- EXERCISE BRIEF: Write out all the data again, exactly as it stands.

- INPUT ROWS:
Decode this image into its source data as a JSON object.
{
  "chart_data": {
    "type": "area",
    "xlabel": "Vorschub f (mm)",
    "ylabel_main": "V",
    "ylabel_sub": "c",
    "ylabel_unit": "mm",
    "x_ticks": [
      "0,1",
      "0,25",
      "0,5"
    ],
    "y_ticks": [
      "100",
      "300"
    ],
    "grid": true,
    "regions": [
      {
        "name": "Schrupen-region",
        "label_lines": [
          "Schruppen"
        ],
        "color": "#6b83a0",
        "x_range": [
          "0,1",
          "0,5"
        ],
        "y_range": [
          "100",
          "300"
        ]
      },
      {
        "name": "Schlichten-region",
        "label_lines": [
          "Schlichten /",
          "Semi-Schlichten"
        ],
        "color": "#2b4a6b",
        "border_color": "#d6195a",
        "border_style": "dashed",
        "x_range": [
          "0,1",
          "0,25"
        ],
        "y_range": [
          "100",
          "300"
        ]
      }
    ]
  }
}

- WORKED SOLUTION:
Decode this image into its source data as a JSON object.
{
  "chart_data": {
    "type": "area",
    "xlabel": "Vorschub f (mm)",
    "ylabel_main": "V",
    "ylabel_sub": "c",
    "ylabel_unit": "mm",
    "x_ticks": [
      "0,1",
      "0,25",
      "0,5"
    ],
    "y_ticks": [
      "100",
      "300"
    ],
    "grid": true,
    "regions": [
      {
        "name": "Schrupen-region",
        "label_lines": [
          "Schruppen"
        ],
        "color": "#6b83a0",
        "x_range": [
          "0,1",
          "0,5"
        ],
        "y_range": [
          "100",
          "300"
        ]
      },
      {
        "name": "Schlichten-region",
        "label_lines": [
          "Schlichten /",
          "Semi-Schlichten"
        ],
        "color": "#2b4a6b",
        "border_color": "#d6195a",
        "border_style": "dashed",
        "x_range": [
          "0,1",
          "0,25"
        ],
        "y_range": [
          "100",
          "300"
        ]
      }
    ]
  }
}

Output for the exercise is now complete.